▶ **What is asked**:
Would you restate all the data that follows, word for word?

%%

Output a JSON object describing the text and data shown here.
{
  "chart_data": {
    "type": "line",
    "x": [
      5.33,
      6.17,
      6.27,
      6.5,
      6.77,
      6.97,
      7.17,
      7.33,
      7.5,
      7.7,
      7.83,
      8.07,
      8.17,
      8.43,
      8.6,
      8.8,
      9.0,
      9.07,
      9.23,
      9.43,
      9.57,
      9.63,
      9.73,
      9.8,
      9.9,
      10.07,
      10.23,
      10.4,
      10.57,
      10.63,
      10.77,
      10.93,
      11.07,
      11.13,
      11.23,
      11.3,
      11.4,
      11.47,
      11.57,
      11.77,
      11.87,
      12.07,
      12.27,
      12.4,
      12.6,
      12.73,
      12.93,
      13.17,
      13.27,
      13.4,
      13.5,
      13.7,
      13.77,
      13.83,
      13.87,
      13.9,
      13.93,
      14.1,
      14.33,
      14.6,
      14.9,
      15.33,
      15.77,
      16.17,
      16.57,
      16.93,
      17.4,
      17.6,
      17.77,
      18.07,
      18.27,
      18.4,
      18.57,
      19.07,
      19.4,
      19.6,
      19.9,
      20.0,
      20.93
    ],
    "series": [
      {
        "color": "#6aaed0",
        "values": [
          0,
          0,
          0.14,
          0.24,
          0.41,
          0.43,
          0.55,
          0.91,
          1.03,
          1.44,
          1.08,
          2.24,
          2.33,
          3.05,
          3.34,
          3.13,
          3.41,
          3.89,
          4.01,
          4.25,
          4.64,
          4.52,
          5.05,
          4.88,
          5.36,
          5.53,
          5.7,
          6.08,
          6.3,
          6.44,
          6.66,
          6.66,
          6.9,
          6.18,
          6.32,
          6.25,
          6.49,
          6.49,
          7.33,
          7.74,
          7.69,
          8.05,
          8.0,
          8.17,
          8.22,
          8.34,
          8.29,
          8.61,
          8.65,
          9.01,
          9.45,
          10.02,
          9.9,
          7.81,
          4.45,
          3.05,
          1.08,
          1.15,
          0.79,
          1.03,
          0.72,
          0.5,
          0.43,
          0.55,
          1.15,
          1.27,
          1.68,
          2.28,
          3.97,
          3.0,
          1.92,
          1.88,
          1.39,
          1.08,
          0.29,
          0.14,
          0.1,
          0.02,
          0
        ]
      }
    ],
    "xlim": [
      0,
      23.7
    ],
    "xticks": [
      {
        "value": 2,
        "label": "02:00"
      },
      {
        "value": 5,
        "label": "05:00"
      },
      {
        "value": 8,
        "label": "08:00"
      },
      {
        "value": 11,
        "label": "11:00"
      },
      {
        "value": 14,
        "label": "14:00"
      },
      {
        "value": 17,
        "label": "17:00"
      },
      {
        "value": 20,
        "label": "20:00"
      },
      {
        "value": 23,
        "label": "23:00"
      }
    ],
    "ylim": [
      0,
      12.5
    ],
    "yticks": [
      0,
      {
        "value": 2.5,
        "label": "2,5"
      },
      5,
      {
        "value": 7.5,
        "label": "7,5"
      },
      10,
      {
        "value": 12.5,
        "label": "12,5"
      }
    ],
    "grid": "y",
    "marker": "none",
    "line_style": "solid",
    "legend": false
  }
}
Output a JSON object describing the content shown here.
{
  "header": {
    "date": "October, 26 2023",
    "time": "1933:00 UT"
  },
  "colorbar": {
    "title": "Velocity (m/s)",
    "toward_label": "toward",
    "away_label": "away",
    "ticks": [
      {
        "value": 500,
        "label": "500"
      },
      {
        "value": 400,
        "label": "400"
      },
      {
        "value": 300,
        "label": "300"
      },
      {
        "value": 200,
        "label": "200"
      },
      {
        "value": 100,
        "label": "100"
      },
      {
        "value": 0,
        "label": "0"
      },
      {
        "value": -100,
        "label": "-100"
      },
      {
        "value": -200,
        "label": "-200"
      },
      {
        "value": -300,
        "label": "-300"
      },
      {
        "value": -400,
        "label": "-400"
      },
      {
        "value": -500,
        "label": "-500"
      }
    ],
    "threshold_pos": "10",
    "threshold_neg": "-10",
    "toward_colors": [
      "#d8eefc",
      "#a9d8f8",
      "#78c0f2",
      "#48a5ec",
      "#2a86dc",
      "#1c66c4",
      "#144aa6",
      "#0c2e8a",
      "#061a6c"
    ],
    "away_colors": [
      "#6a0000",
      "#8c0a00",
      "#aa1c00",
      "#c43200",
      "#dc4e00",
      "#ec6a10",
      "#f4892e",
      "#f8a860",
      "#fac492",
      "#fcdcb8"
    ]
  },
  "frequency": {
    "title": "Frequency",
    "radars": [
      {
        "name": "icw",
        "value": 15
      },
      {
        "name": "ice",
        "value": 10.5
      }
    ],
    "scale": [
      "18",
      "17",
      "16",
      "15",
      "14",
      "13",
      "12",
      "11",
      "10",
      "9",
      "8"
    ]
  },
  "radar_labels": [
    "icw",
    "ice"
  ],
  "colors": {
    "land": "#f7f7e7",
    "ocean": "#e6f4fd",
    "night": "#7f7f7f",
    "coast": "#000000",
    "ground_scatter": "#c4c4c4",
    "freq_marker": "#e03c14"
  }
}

%%

▶ **Correct response**:
Output a JSON object describing the text and data shown here.
{
  "chart_data": {
    "type": "line",
    "x": [
      5.33,
      6.17,
      6.27,
      6.5,
      6.77,
      6.97,
      7.17,
      7.33,
      7.5,
      7.7,
      7.83,
      8.07,
      8.17,
      8.43,
      8.6,
      8.8,
      9.0,
      9.07,
      9.23,
      9.43,
      9.57,
      9.63,
      9.73,
      9.8,
      9.9,
      10.07,
      10.23,
      10.4,
      10.57,
      10.63,
      10.77,
      10.93,
      11.07,
      11.13,
      11.23,
      11.3,
      11.4,
      11.47,
      11.57,
      11.77,
      11.87,
      12.07,
      12.27,
      12.4,
      12.6,
      12.73,
      12.93,
      13.17,
      13.27,
      13.4,
      13.5,
      13.7,
      13.77,
      13.83,
      13.87,
      13.9,
      13.93,
      14.1,
      14.33,
      14.6,
      14.9,
      15.33,
      15.77,
      16.17,
      16.57,
      16.93,
      17.4,
      17.6,
      17.77,
      18.07,
      18.27,
      18.4,
      18.57,
      19.07,
      19.4,
      19.6,
      19.9,
      20.0,
      20.93
    ],
    "series": [
      {
        "color": "#6aaed0",
        "values": [
          0,
          0,
          0.14,
          0.24,
          0.41,
          0.43,
          0.55,
          0.91,
          1.03,
          1.44,
          1.08,
          2.24,
          2.33,
          3.05,
          3.34,
          3.13,
          3.41,
          3.89,
          4.01,
          4.25,
          4.64,
          4.52,
          5.05,
          4.88,
          5.36,
          5.53,
          5.7,
          6.08,
          6.3,
          6.44,
          6.66,
          6.66,
          6.9,
          6.18,
          6.32,
          6.25,
          6.49,
          6.49,
          7.33,
          7.74,
          7.69,
          8.05,
          8.0,
          8.17,
          8.22,
          8.34,
          8.29,
          8.61,
          8.65,
          9.01,
          9.45,
          10.02,
          9.9,
          7.81,
          4.45,
          3.05,
          1.08,
          1.15,
          0.79,
          1.03,
          0.72,
          0.5,
          0.43,
          0.55,
          1.15,
          1.27,
          1.68,
          2.28,
          3.97,
          3.0,
          1.92,
          1.88,
          1.39,
          1.08,
          0.29,
          0.14,
          0.1,
          0.02,
          0
        ]
      }
    ],
    "xlim": [
      0,
      23.7
    ],
    "xticks": [
      {
        "value": 2,
        "label": "02:00"
      },
      {
        "value": 5,
        "label": "05:00"
      },
      {
        "value": 8,
        "label": "08:00"
      },
      {
        "value": 11,
        "label": "11:00"
      },
      {
        "value": 14,
        "label": "14:00"
      },
      {
        "value": 17,
        "label": "17:00"
      },
      {
        "value": 20,
        "label": "20:00"
      },
      {
        "value": 23,
        "label": "23:00"
      }
    ],
    "ylim": [
      0,
      12.5
    ],
    "yticks": [
      0,
      {
        "value": 2.5,
        "label": "2,5"
      },
      5,
      {
        "value": 7.5,
        "label": "7,5"
      },
      10,
      {
        "value": 12.5,
        "label": "12,5"
      }
    ],
    "grid": "y",
    "marker": "none",
    "line_style": "solid",
    "legend": false
  }
}
Output a JSON object describing the content shown here.
{
  "header": {
    "date": "October, 26 2023",
    "time": "1933:00 UT"
  },
  "colorbar": {
    "title": "Velocity (m/s)",
    "toward_label": "toward",
    "away_label": "away",
    "ticks": [
      {
        "value": 500,
        "label": "500"
      },
      {
        "value": 400,
        "label": "400"
      },
      {
        "value": 300,
        "label": "300"
      },
      {
        "value": 200,
        "label": "200"
      },
      {
        "value": 100,
        "label": "100"
      },
      {
        "value": 0,
        "label": "0"
      },
      {
        "value": -100,
        "label": "-100"
      },
      {
        "value": -200,
        "label": "-200"
      },
      {
        "value": -300,
        "label": "-300"
      },
      {
        "value": -400,
        "label": "-400"
      },
      {
        "value": -500,
        "label": "-500"
      }
    ],
    "threshold_pos": "10",
    "threshold_neg": "-10",
    "toward_colors": [
      "#d8eefc",
      "#a9d8f8",
      "#78c0f2",
      "#48a5ec",
      "#2a86dc",
      "#1c66c4",
      "#144aa6",
      "#0c2e8a",
      "#061a6c"
    ],
    "away_colors": [
      "#6a0000",
      "#8c0a00",
      "#aa1c00",
      "#c43200",
      "#dc4e00",
      "#ec6a10",
      "#f4892e",
      "#f8a860",
      "#fac492",
      "#fcdcb8"
    ]
  },
  "frequency": {
    "title": "Frequency",
    "radars": [
      {
        "name": "icw",
        "value": 15
      },
      {
        "name": "ice",
        "value": 10.5
      }
    ],
    "scale": [
      "18",
      "17",
      "16",
      "15",
      "14",
      "13",
      "12",
      "11",
      "10",
      "9",
      "8"
    ]
  },
  "radar_labels": [
    "icw",
    "ice"
  ],
  "colors": {
    "land": "#f7f7e7",
    "ocean": "#e6f4fd",
    "night": "#7f7f7f",
    "coast": "#000000",
    "ground_scatter": "#c4c4c4",
    "freq_marker": "#e03c14"
  }
}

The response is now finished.